Region and label listings:
---

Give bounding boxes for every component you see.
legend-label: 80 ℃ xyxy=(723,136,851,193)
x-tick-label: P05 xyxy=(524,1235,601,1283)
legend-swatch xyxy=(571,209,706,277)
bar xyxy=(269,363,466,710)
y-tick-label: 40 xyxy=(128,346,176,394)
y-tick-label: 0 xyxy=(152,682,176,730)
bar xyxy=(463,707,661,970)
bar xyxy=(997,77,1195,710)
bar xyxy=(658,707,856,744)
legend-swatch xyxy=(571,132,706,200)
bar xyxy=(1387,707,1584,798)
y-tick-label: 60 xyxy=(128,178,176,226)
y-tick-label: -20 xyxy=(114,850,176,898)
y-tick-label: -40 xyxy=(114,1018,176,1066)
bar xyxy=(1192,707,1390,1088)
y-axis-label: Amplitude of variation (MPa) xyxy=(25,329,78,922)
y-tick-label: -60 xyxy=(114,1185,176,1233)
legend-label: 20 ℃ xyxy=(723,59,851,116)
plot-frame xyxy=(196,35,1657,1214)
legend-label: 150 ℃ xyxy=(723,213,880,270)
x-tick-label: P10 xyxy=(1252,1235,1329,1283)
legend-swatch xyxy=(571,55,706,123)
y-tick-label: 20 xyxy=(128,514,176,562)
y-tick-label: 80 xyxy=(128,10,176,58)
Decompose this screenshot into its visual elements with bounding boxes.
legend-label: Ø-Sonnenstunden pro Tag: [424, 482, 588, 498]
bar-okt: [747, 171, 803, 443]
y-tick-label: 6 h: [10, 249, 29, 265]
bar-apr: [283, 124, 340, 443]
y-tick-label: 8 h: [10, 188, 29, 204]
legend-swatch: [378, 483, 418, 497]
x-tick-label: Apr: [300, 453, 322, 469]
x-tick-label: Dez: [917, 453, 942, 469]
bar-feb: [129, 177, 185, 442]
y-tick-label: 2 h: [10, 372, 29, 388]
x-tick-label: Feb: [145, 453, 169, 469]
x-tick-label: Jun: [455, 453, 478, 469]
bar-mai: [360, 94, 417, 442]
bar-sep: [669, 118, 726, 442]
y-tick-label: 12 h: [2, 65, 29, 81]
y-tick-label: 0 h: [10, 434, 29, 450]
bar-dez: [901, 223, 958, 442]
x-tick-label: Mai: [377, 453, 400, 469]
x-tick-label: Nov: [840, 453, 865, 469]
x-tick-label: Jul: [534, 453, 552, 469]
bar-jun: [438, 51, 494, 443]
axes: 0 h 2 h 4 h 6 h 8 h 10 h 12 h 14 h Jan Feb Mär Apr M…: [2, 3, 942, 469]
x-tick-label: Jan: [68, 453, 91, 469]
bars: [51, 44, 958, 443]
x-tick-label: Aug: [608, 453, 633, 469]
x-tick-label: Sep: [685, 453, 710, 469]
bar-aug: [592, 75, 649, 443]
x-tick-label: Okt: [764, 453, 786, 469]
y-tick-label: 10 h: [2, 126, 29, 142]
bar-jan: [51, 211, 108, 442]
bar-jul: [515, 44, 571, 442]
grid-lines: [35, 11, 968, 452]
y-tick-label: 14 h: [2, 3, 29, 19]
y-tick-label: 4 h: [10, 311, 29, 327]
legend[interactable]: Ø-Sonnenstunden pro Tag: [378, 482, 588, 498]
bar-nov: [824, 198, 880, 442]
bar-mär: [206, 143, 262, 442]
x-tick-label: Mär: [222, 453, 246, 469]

---

Reproduce every line of the records above, unchanged.

Give bounding boxes for every component you see.
legend-label: 80 ℃ xyxy=(723,136,851,193)
x-tick-label: P05 xyxy=(524,1235,601,1283)
legend-swatch xyxy=(571,209,706,277)
bar xyxy=(269,363,466,710)
y-tick-label: 40 xyxy=(128,346,176,394)
y-tick-label: 0 xyxy=(152,682,176,730)
bar xyxy=(463,707,661,970)
bar xyxy=(997,77,1195,710)
bar xyxy=(658,707,856,744)
legend-swatch xyxy=(571,132,706,200)
bar xyxy=(1387,707,1584,798)
y-tick-label: 60 xyxy=(128,178,176,226)
y-tick-label: -20 xyxy=(114,850,176,898)
y-tick-label: -40 xyxy=(114,1018,176,1066)
bar xyxy=(1192,707,1390,1088)
y-axis-label: Amplitude of variation (MPa) xyxy=(25,329,78,922)
y-tick-label: -60 xyxy=(114,1185,176,1233)
legend-label: 20 ℃ xyxy=(723,59,851,116)
plot-frame xyxy=(196,35,1657,1214)
legend-label: 150 ℃ xyxy=(723,213,880,270)
x-tick-label: P10 xyxy=(1252,1235,1329,1283)
legend-swatch xyxy=(571,55,706,123)
y-tick-label: 20 xyxy=(128,514,176,562)
y-tick-label: 80 xyxy=(128,10,176,58)
Decompose this screenshot into its visual elements with bounding boxes.
legend-label: Ø-Sonnenstunden pro Tag: [424, 482, 588, 498]
bar-okt: [747, 171, 803, 443]
y-tick-label: 6 h: [10, 249, 29, 265]
bar-apr: [283, 124, 340, 443]
y-tick-label: 8 h: [10, 188, 29, 204]
legend-swatch: [378, 483, 418, 497]
x-tick-label: Apr: [300, 453, 322, 469]
x-tick-label: Dez: [917, 453, 942, 469]
bar-feb: [129, 177, 185, 442]
y-tick-label: 2 h: [10, 372, 29, 388]
x-tick-label: Feb: [145, 453, 169, 469]
x-tick-label: Jun: [455, 453, 478, 469]
bar-mai: [360, 94, 417, 442]
bar-sep: [669, 118, 726, 442]
y-tick-label: 12 h: [2, 65, 29, 81]
y-tick-label: 0 h: [10, 434, 29, 450]
bar-dez: [901, 223, 958, 442]
x-tick-label: Mai: [377, 453, 400, 469]
x-tick-label: Nov: [840, 453, 865, 469]
x-tick-label: Jul: [534, 453, 552, 469]
bar-jun: [438, 51, 494, 443]
axes: 0 h 2 h 4 h 6 h 8 h 10 h 12 h 14 h Jan Feb Mär Apr M…: [2, 3, 942, 469]
x-tick-label: Jan: [68, 453, 91, 469]
bars: [51, 44, 958, 443]
x-tick-label: Aug: [608, 453, 633, 469]
x-tick-label: Sep: [685, 453, 710, 469]
bar-aug: [592, 75, 649, 443]
x-tick-label: Okt: [764, 453, 786, 469]
y-tick-label: 10 h: [2, 126, 29, 142]
bar-jan: [51, 211, 108, 442]
bar-jul: [515, 44, 571, 442]
grid-lines: [35, 11, 968, 452]
y-tick-label: 14 h: [2, 3, 29, 19]
y-tick-label: 4 h: [10, 311, 29, 327]
legend[interactable]: Ø-Sonnenstunden pro Tag: [378, 482, 588, 498]
bar-nov: [824, 198, 880, 442]
bar-mär: [206, 143, 262, 442]
x-tick-label: Mär: [222, 453, 246, 469]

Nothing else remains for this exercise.